• **Your task**
Determine the number of lines in the data that include the word "Alpha", and write only that number.

---------- Supplied material ----------

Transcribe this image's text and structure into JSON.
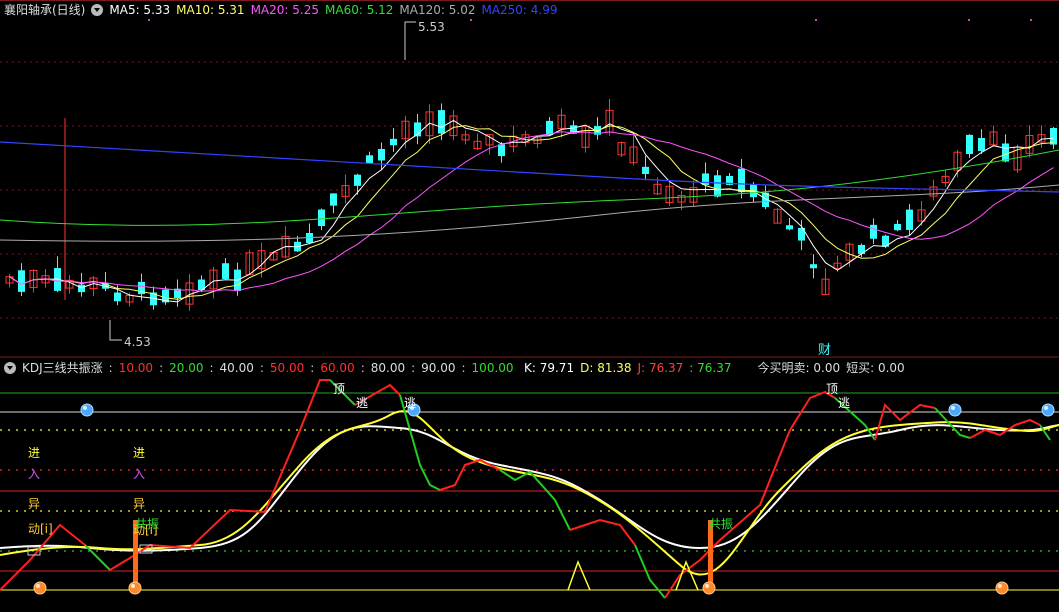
{
  "stock": {
    "name": "襄阳轴承(日线)"
  },
  "ma": [
    {
      "label": "MA5: 5.33",
      "color": "#ffffff"
    },
    {
      "label": "MA10: 5.31",
      "color": "#ffff66"
    },
    {
      "label": "MA20: 5.25",
      "color": "#ff55ff"
    },
    {
      "label": "MA60: 5.12",
      "color": "#33dd33"
    },
    {
      "label": "MA120: 5.02",
      "color": "#aaaaaa"
    },
    {
      "label": "MA250: 4.99",
      "color": "#3344ff"
    }
  ],
  "price_high": "5.53",
  "price_low": "4.53",
  "fin_marker": "财",
  "kdj": {
    "title": "KDJ三线共振涨",
    "params": [
      {
        "v": "10.00",
        "color": "#ff3030"
      },
      {
        "v": "20.00",
        "color": "#33dd33"
      },
      {
        "v": "40.00",
        "color": "#dddddd"
      },
      {
        "v": "50.00",
        "color": "#ff3030"
      },
      {
        "v": "60.00",
        "color": "#ff3030"
      },
      {
        "v": "80.00",
        "color": "#dddddd"
      },
      {
        "v": "90.00",
        "color": "#dddddd"
      },
      {
        "v": "100.00",
        "color": "#33dd33"
      }
    ],
    "values": {
      "k": "K: 79.71",
      "d": "D: 81.38",
      "j": "J: 76.37",
      "extra": ": 76.37",
      "buy": "今买明卖: 0.00",
      "short": "短买: 0.00"
    },
    "signals": {
      "top": "顶",
      "escape": "逃",
      "enter": "进",
      "in": "入",
      "abnormal": "异",
      "move": "动[i]",
      "resonance": "共振"
    }
  },
  "colors": {
    "up": "#ff3333",
    "down": "#33ffff",
    "grid": "#7a1a1a",
    "k_line": "#ffffff",
    "d_line": "#ffff33",
    "j_line": "#ff2020",
    "j_line_down": "#22cc22"
  }
}
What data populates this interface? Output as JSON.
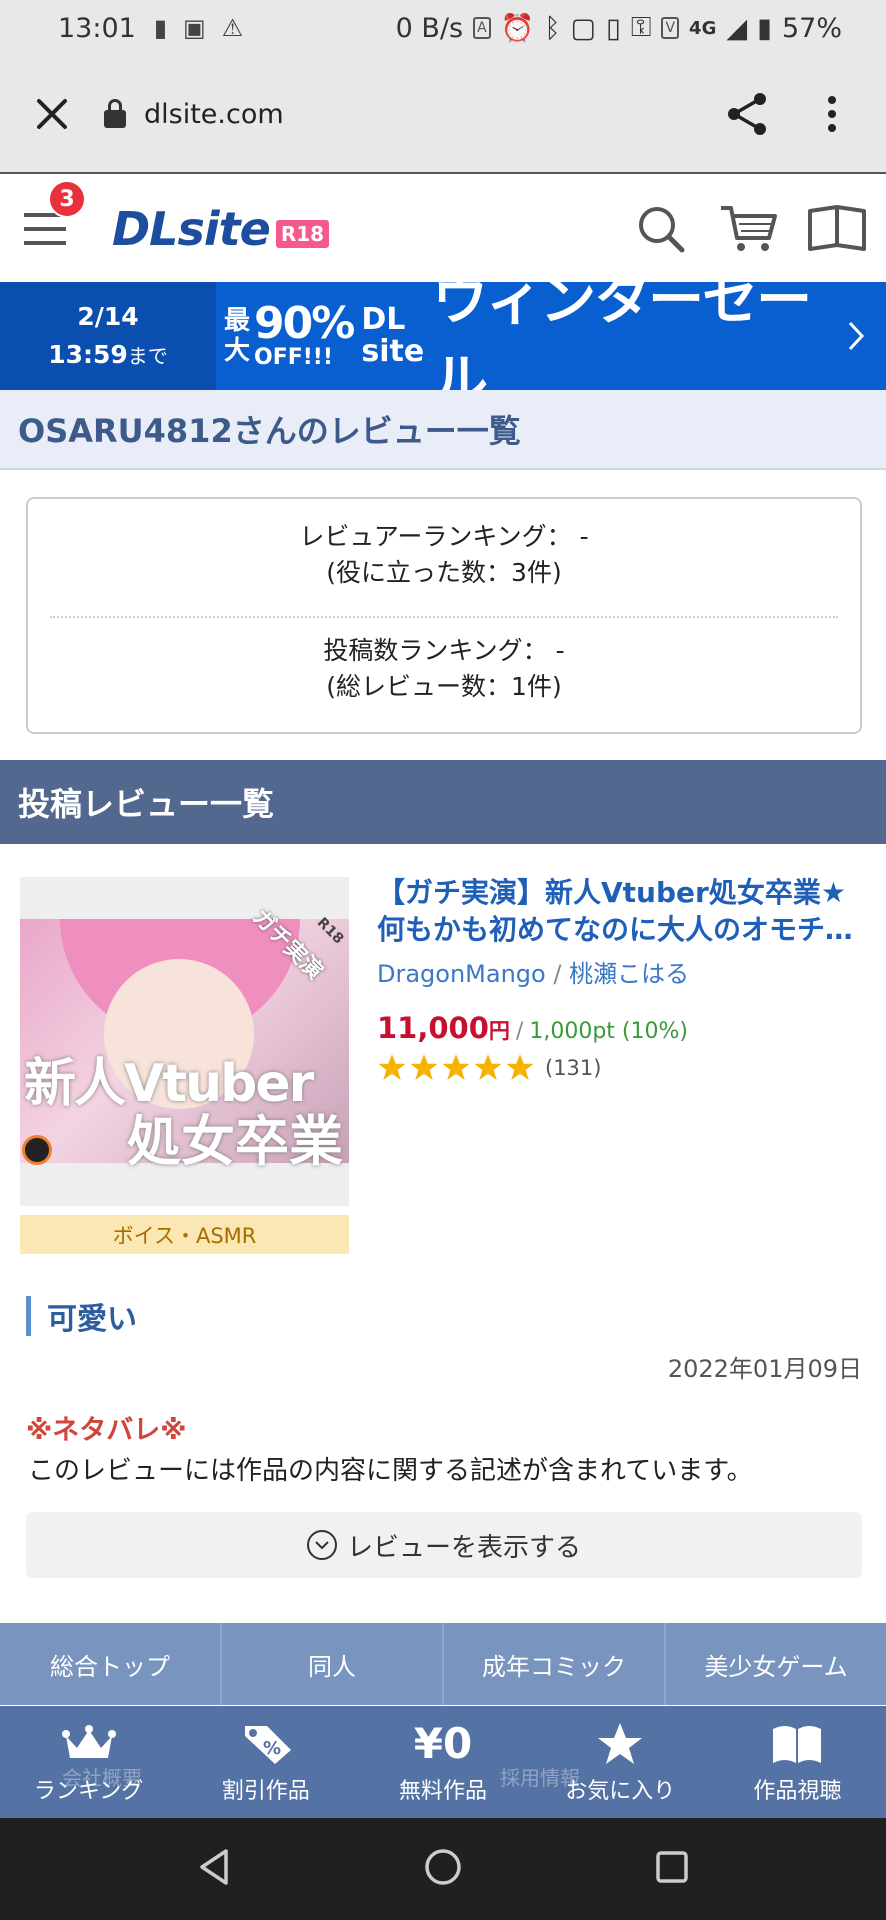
{
  "status_bar": {
    "time": "13:01",
    "net_speed": "0 B/s",
    "network": "4G",
    "battery": "57%"
  },
  "browser": {
    "url": "dlsite.com"
  },
  "header": {
    "menu_badge": "3",
    "logo_text": "DLsite",
    "logo_badge": "R18"
  },
  "sale_banner": {
    "date": "2/14",
    "time": "13:59",
    "until": "まで",
    "pct_prefix_1": "最",
    "pct_prefix_2": "大",
    "pct_value": "90%",
    "pct_off": "OFF!!!",
    "dl": "DL",
    "site": "site",
    "title": "ウィンターセール"
  },
  "page_title": "OSARU4812さんのレビュー一覧",
  "ranking": {
    "reviewer_rank": "レビュアーランキング： -",
    "helpful_count": "(役に立った数：3件)",
    "post_rank": "投稿数ランキング： -",
    "total_reviews": "(総レビュー数：1件)"
  },
  "section_title": "投稿レビュー一覧",
  "work": {
    "title_line1": "【ガチ実演】新人Vtuber処女卒業★",
    "title_line2": "何もかも初めてなのに大人のオモチャで",
    "maker": "DragonMango",
    "separator": "/",
    "author": "桃瀬こはる",
    "price": "11,000",
    "yen": "円",
    "price_sep": "/",
    "points": "1,000pt (10%)",
    "rating": 5,
    "rating_count": "(131)",
    "category": "ボイス・ASMR",
    "thumb_text1": "新人Vtuber",
    "thumb_text2": "処女卒業",
    "thumb_tag": "ガチ実演",
    "thumb_r18": "R18"
  },
  "review": {
    "title": "可愛い",
    "date": "2022年01月09日",
    "spoiler": "※ネタバレ※",
    "spoiler_desc": "このレビューには作品の内容に関する記述が含まれています。",
    "show_button": "レビューを表示する"
  },
  "footer_categories": [
    "総合トップ",
    "同人",
    "成年コミック",
    "美少女ゲーム"
  ],
  "bottom_nav": {
    "ranking": "ランキング",
    "discount": "割引作品",
    "free_icon": "¥0",
    "free": "無料作品",
    "favorite": "お気に入り",
    "viewer": "作品視聴",
    "ghost_left": "会社概要",
    "ghost_right": "採用情報"
  },
  "colors": {
    "brand_blue": "#1c4d9e",
    "sale_blue": "#0a5fd0",
    "section_header": "#52688f",
    "price_red": "#c8102e",
    "star_gold": "#f5b301"
  }
}
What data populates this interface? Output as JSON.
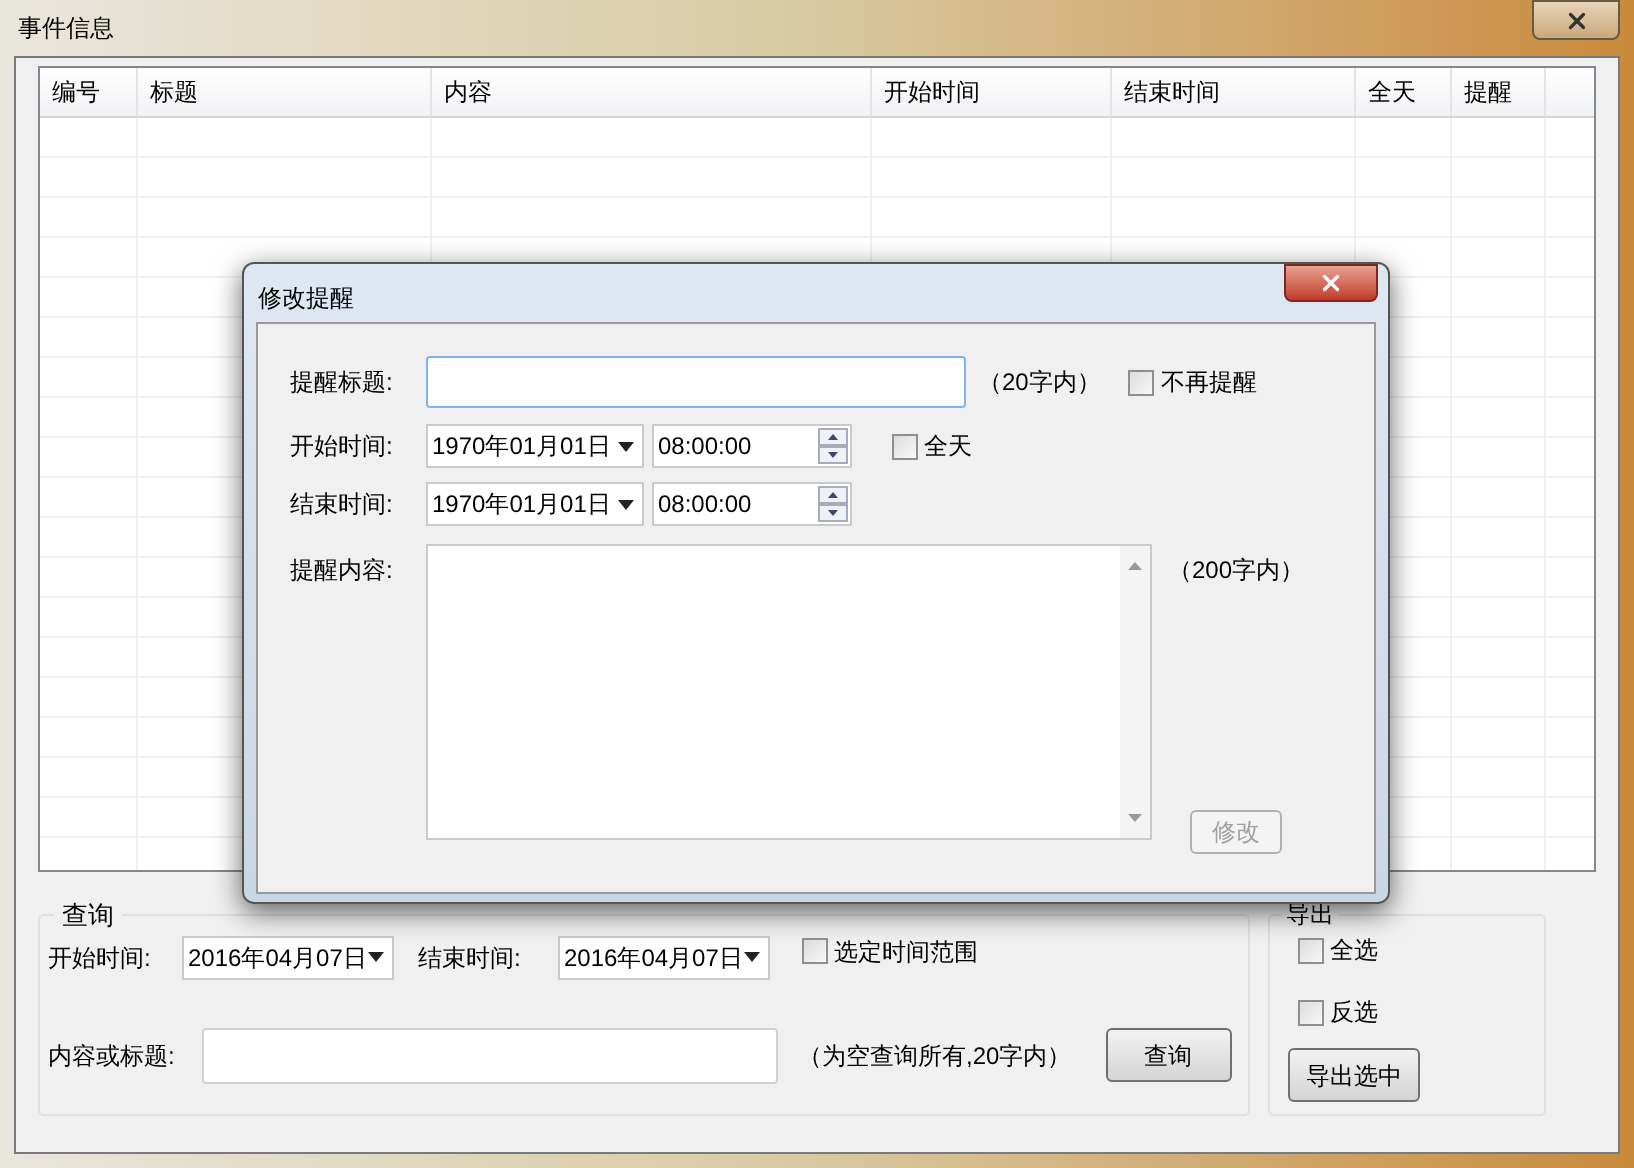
{
  "window": {
    "title": "事件信息"
  },
  "table": {
    "columns": [
      "编号",
      "标题",
      "内容",
      "开始时间",
      "结束时间",
      "全天",
      "提醒"
    ]
  },
  "dialog": {
    "title": "修改提醒",
    "title_label": "提醒标题:",
    "title_hint": "（20字内）",
    "no_remind": {
      "label": "不再提醒",
      "checked": false
    },
    "start_label": "开始时间:",
    "start_date": "1970年01月01日",
    "start_time": "08:00:00",
    "all_day": {
      "label": "全天",
      "checked": false
    },
    "end_label": "结束时间:",
    "end_date": "1970年01月01日",
    "end_time": "08:00:00",
    "content_label": "提醒内容:",
    "content_hint": "（200字内）",
    "submit": {
      "label": "修改",
      "disabled": true
    }
  },
  "query": {
    "title": "查询",
    "start_label": "开始时间:",
    "start_date": "2016年04月07日",
    "end_label": "结束时间:",
    "end_date": "2016年04月07日",
    "range": {
      "label": "选定时间范围",
      "checked": false
    },
    "keyword_label": "内容或标题:",
    "keyword_hint": "（为空查询所有,20字内）",
    "button": "查询"
  },
  "export": {
    "title": "导出",
    "select_all": {
      "label": "全选",
      "checked": false
    },
    "invert": {
      "label": "反选",
      "checked": false
    },
    "button": "导出选中"
  }
}
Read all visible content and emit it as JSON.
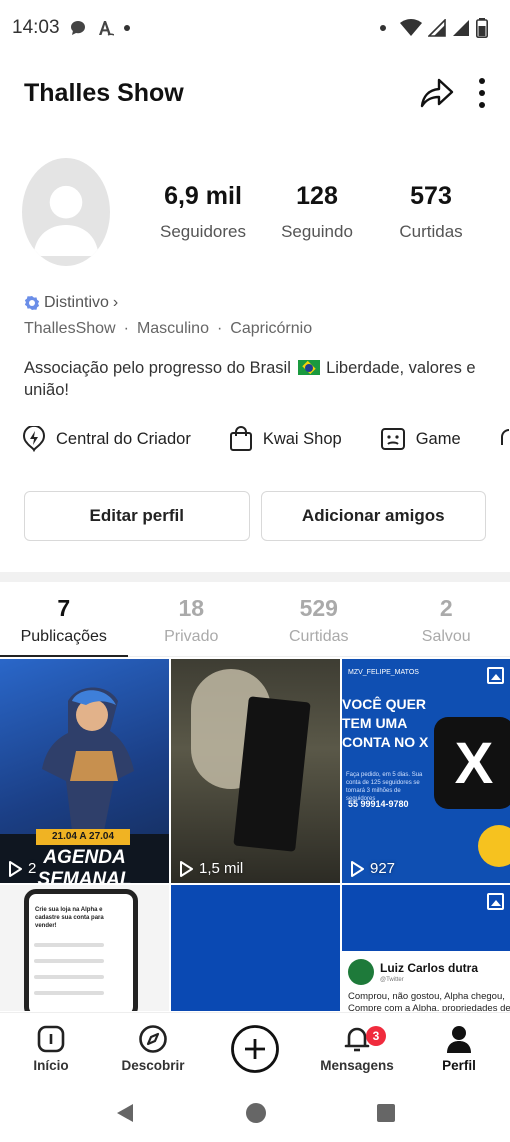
{
  "status_bar": {
    "time": "14:03",
    "icons_left": [
      "chat-bubble-icon",
      "font-a-icon",
      "dot-icon"
    ],
    "icons_right": [
      "dot-icon",
      "wifi-icon",
      "signal-icon",
      "signal-icon",
      "battery-icon"
    ]
  },
  "header": {
    "title": "Thalles Show",
    "actions": [
      "share-icon",
      "more-vertical-icon"
    ]
  },
  "profile": {
    "stats": [
      {
        "value": "6,9 mil",
        "label": "Seguidores"
      },
      {
        "value": "128",
        "label": "Seguindo"
      },
      {
        "value": "573",
        "label": "Curtidas"
      }
    ],
    "badge_label": "Distintivo",
    "badge_chevron": "›",
    "info": [
      "ThallesShow",
      "Masculino",
      "Capricórnio"
    ],
    "info_separator": "·",
    "bio_before_flag": "Associação pelo progresso do Brasil",
    "bio_after_flag": "Liberdade, valores e união!"
  },
  "shortcuts": [
    {
      "label": "Central do Criador",
      "icon": "creator-bolt-icon"
    },
    {
      "label": "Kwai Shop",
      "icon": "shopping-bag-icon"
    },
    {
      "label": "Game",
      "icon": "game-controller-icon"
    }
  ],
  "buttons": {
    "edit": "Editar perfil",
    "add_friends": "Adicionar amigos"
  },
  "tabs": [
    {
      "count": "7",
      "label": "Publicações",
      "active": true
    },
    {
      "count": "18",
      "label": "Privado"
    },
    {
      "count": "529",
      "label": "Curtidas"
    },
    {
      "count": "2",
      "label": "Salvou"
    }
  ],
  "grid": {
    "items": [
      {
        "views": "2",
        "type": "video",
        "banner_dates": "21.04 A 27.04",
        "banner_title": "AGENDA SEMANAL"
      },
      {
        "views": "1,5 mil",
        "type": "video"
      },
      {
        "views": "927",
        "type": "image",
        "top_text": "MZV_FELIPE_MATOS",
        "headline": "VOCÊ QUER TEM UMA CONTA NO X",
        "body": "Faça pedido, em 5 dias. Sua conta de 125 seguidores se tornará 3 milhões de seguidores",
        "phone": "55 99914-9780",
        "logo": "X"
      },
      {
        "type": "image",
        "phone_headline": "Crie sua loja na Alpha e cadastre sua conta para vender!"
      },
      {
        "type": "image"
      },
      {
        "type": "image",
        "tweet_name": "Luiz Carlos dutra",
        "tweet_handle": "@Twitter",
        "tweet_text_1": "Comprou, não gostou, Alpha chegou,",
        "tweet_text_2": "Compre com a Alpha, propriedades de"
      }
    ]
  },
  "bottom_nav": [
    {
      "label": "Início",
      "icon": "home-icon"
    },
    {
      "label": "Descobrir",
      "icon": "compass-icon"
    },
    {
      "label": "",
      "icon": "add-circle-icon"
    },
    {
      "label": "Mensagens",
      "icon": "bell-icon",
      "badge": "3"
    },
    {
      "label": "Perfil",
      "icon": "person-icon",
      "active": true
    }
  ],
  "system_nav": [
    "back-icon",
    "home-circle-icon",
    "recents-icon"
  ]
}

----------

• **Exercise result**
3